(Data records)
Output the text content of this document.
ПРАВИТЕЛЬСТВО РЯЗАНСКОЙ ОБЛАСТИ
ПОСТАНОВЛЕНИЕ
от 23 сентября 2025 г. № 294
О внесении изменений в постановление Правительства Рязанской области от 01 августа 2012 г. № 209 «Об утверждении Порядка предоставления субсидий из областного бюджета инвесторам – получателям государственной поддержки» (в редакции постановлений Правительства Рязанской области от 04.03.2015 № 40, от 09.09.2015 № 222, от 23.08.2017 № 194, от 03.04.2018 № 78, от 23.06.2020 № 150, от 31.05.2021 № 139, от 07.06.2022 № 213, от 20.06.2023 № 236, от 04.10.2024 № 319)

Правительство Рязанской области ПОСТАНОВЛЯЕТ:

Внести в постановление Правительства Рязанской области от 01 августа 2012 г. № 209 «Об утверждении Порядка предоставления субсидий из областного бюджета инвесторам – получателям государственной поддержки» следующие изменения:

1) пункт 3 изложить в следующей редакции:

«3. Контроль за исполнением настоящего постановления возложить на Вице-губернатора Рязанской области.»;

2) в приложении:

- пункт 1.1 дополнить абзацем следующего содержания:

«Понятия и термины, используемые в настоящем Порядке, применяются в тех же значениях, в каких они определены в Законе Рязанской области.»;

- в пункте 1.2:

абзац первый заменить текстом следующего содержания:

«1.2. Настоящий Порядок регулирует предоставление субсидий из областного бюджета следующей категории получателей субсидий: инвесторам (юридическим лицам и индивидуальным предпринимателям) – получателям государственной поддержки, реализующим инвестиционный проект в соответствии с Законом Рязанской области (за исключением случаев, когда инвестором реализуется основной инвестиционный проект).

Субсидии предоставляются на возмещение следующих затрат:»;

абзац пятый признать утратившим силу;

_Description of the task_
Copy out the whole listing exactly.

_Correct result_
Output the text content of this document.
ПРАВИТЕЛЬСТВО РЯЗАНСКОЙ ОБЛАСТИ
ПОСТАНОВЛЕНИЕ
от 23 сентября 2025 г. № 294
О внесении изменений в постановление Правительства Рязанской области от 01 августа 2012 г. № 209 «Об утверждении Порядка предоставления субсидий из областного бюджета инвесторам – получателям государственной поддержки» (в редакции постановлений Правительства Рязанской области от 04.03.2015 № 40, от 09.09.2015 № 222, от 23.08.2017 № 194, от 03.04.2018 № 78, от 23.06.2020 № 150, от 31.05.2021 № 139, от 07.06.2022 № 213, от 20.06.2023 № 236, от 04.10.2024 № 319)

Правительство Рязанской области ПОСТАНОВЛЯЕТ:

Внести в постановление Правительства Рязанской области от 01 августа 2012 г. № 209 «Об утверждении Порядка предоставления субсидий из областного бюджета инвесторам – получателям государственной поддержки» следующие изменения:

1) пункт 3 изложить в следующей редакции:

«3. Контроль за исполнением настоящего постановления возложить на Вице-губернатора Рязанской области.»;

2) в приложении:

- пункт 1.1 дополнить абзацем следующего содержания:

«Понятия и термины, используемые в настоящем Порядке, применяются в тех же значениях, в каких они определены в Законе Рязанской области.»;

- в пункте 1.2:

абзац первый заменить текстом следующего содержания:

«1.2. Настоящий Порядок регулирует предоставление субсидий из областного бюджета следующей категории получателей субсидий: инвесторам (юридическим лицам и индивидуальным предпринимателям) – получателям государственной поддержки, реализующим инвестиционный проект в соответствии с Законом Рязанской области (за исключением случаев, когда инвестором реализуется основной инвестиционный проект).

Субсидии предоставляются на возмещение следующих затрат:»;

абзац пятый признать утратившим силу;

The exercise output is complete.